[Written instruction] Pull out every line below that contains the word "with".

——

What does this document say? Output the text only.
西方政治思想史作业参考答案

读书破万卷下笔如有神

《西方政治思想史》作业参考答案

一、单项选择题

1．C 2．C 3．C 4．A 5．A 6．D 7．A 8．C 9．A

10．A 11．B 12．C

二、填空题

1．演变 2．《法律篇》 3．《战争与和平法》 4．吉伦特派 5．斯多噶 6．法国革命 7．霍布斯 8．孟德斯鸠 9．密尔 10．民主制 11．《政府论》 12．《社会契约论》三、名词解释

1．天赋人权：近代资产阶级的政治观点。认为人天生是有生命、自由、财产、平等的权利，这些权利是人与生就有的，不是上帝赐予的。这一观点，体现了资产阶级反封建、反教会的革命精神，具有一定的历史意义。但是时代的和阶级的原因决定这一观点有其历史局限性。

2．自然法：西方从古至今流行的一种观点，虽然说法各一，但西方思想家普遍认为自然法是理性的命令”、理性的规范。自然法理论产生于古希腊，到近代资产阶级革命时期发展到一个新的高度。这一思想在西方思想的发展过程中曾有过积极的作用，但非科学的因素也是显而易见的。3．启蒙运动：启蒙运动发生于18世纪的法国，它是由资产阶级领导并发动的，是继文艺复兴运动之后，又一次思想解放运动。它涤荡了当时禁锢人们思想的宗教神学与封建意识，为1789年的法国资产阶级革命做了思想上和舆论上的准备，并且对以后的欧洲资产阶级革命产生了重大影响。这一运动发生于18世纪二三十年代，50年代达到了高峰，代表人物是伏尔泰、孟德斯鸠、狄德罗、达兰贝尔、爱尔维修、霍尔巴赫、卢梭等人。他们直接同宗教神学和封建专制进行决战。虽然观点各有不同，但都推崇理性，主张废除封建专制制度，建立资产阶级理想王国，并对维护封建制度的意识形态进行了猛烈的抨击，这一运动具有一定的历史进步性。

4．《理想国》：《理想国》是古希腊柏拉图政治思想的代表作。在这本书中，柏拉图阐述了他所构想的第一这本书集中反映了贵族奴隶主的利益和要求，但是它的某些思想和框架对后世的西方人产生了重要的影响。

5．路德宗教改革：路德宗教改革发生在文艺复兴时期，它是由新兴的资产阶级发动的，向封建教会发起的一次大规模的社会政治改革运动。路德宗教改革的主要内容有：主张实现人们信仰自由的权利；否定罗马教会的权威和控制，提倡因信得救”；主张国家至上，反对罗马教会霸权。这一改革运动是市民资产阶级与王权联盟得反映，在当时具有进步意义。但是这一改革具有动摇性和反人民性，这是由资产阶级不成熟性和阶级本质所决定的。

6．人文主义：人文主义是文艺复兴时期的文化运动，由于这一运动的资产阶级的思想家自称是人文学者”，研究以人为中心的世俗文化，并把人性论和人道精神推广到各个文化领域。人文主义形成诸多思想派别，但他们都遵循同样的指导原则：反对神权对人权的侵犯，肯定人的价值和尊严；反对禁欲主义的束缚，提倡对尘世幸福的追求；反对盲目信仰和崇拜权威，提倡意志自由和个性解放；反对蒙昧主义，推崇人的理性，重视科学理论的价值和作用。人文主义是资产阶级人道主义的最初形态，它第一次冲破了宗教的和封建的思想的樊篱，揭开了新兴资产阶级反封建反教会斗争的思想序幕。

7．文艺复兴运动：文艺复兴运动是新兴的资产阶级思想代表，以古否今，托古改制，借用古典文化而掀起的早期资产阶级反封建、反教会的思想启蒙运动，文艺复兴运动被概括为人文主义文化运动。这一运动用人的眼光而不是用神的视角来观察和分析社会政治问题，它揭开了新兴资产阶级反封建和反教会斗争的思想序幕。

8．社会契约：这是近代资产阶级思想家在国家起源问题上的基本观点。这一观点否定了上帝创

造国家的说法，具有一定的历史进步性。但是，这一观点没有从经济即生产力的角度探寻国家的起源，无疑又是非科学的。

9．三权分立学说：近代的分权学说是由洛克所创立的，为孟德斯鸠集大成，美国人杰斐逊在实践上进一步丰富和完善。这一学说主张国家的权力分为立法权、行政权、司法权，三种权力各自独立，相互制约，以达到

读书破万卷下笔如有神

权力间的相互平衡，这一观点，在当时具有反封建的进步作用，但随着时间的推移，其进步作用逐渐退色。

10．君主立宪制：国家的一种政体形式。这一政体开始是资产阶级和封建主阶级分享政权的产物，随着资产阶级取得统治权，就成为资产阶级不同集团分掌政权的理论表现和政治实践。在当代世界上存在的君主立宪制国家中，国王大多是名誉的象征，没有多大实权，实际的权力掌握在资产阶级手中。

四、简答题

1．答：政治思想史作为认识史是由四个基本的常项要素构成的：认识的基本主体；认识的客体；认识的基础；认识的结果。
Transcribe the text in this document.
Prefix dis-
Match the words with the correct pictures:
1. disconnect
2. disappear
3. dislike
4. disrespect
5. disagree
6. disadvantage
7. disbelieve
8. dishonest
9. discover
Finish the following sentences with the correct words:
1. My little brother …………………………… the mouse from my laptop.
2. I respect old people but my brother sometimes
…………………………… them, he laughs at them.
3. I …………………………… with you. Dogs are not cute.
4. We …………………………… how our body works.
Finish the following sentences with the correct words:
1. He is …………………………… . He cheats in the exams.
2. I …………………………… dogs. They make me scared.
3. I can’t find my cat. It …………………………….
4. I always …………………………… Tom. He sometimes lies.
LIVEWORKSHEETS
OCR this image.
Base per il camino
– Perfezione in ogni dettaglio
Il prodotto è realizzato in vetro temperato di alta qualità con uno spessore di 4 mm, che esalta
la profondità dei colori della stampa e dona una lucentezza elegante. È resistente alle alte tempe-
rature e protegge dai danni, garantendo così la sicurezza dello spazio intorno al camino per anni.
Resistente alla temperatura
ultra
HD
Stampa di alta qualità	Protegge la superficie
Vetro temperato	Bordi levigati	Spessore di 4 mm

——

[Exercise result]
Match the words with the correct pictures:
Finish the following sentences with the correct words:
3. I …………………………… with you. Dogs are not cute.
Finish the following sentences with the correct words:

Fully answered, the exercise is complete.